[Start of Material provided]

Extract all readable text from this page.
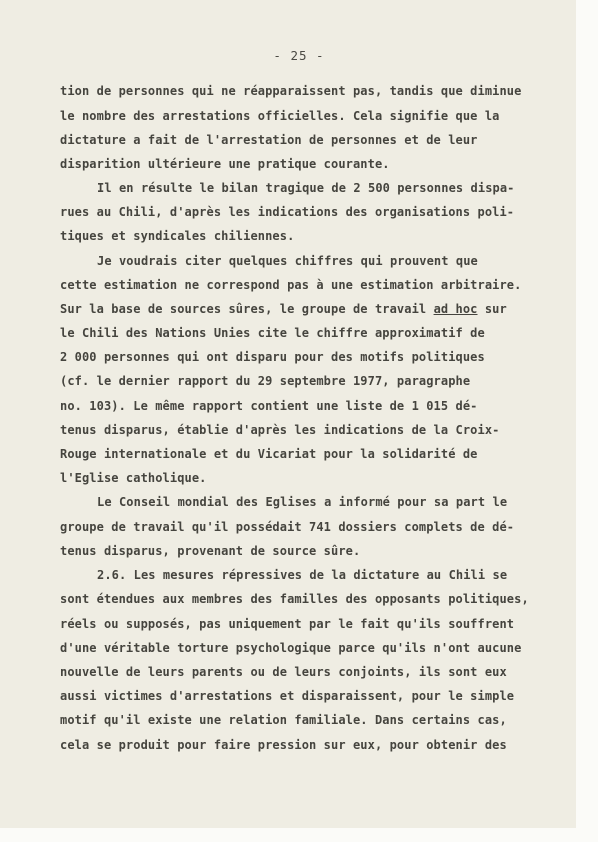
- 25 -
tion de personnes qui ne réapparaissent pas, tandis que diminue
le nombre des arrestations officielles. Cela signifie que la
dictature a fait de l'arrestation de personnes et de leur
disparition ultérieure une pratique courante.
Il en résulte le bilan tragique de 2 500 personnes dispa-
rues au Chili, d'après les indications des organisations poli-
tiques et syndicales chiliennes.
Je voudrais citer quelques chiffres qui prouvent que
cette estimation ne correspond pas à une estimation arbitraire.
Sur la base de sources sûres, le groupe de travail ad hoc sur
le Chili des Nations Unies cite le chiffre approximatif de
2 000 personnes qui ont disparu pour des motifs politiques
(cf. le dernier rapport du 29 septembre 1977, paragraphe
no. 103). Le même rapport contient une liste de 1 015 dé-
tenus disparus, établie d'après les indications de la Croix-
Rouge internationale et du Vicariat pour la solidarité de
l'Eglise catholique.
Le Conseil mondial des Eglises a informé pour sa part le
groupe de travail qu'il possédait 741 dossiers complets de dé-
tenus disparus, provenant de source sûre.
2.6. Les mesures répressives de la dictature au Chili se
sont étendues aux membres des familles des opposants politiques,
réels ou supposés, pas uniquement par le fait qu'ils souffrent
d'une véritable torture psychologique parce qu'ils n'ont aucune
nouvelle de leurs parents ou de leurs conjoints, ils sont eux
aussi victimes d'arrestations et disparaissent, pour le simple
motif qu'il existe une relation familiale. Dans certains cas,
cela se produit pour faire pression sur eux, pour obtenir des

[End of Material provided]

> Problem to solve: Go through the material above and print all of it exactly, except the pictures.

> Result of this exercise:
Extract all readable text from this page.
- 25 -
tion de personnes qui ne réapparaissent pas, tandis que diminue
le nombre des arrestations officielles. Cela signifie que la
dictature a fait de l'arrestation de personnes et de leur
disparition ultérieure une pratique courante.
Il en résulte le bilan tragique de 2 500 personnes dispa-
rues au Chili, d'après les indications des organisations poli-
tiques et syndicales chiliennes.
Je voudrais citer quelques chiffres qui prouvent que
cette estimation ne correspond pas à une estimation arbitraire.
Sur la base de sources sûres, le groupe de travail ad hoc sur
le Chili des Nations Unies cite le chiffre approximatif de
2 000 personnes qui ont disparu pour des motifs politiques
(cf. le dernier rapport du 29 septembre 1977, paragraphe
no. 103). Le même rapport contient une liste de 1 015 dé-
tenus disparus, établie d'après les indications de la Croix-
Rouge internationale et du Vicariat pour la solidarité de
l'Eglise catholique.
Le Conseil mondial des Eglises a informé pour sa part le
groupe de travail qu'il possédait 741 dossiers complets de dé-
tenus disparus, provenant de source sûre.
2.6. Les mesures répressives de la dictature au Chili se
sont étendues aux membres des familles des opposants politiques,
réels ou supposés, pas uniquement par le fait qu'ils souffrent
d'une véritable torture psychologique parce qu'ils n'ont aucune
nouvelle de leurs parents ou de leurs conjoints, ils sont eux
aussi victimes d'arrestations et disparaissent, pour le simple
motif qu'il existe une relation familiale. Dans certains cas,
cela se produit pour faire pression sur eux, pour obtenir des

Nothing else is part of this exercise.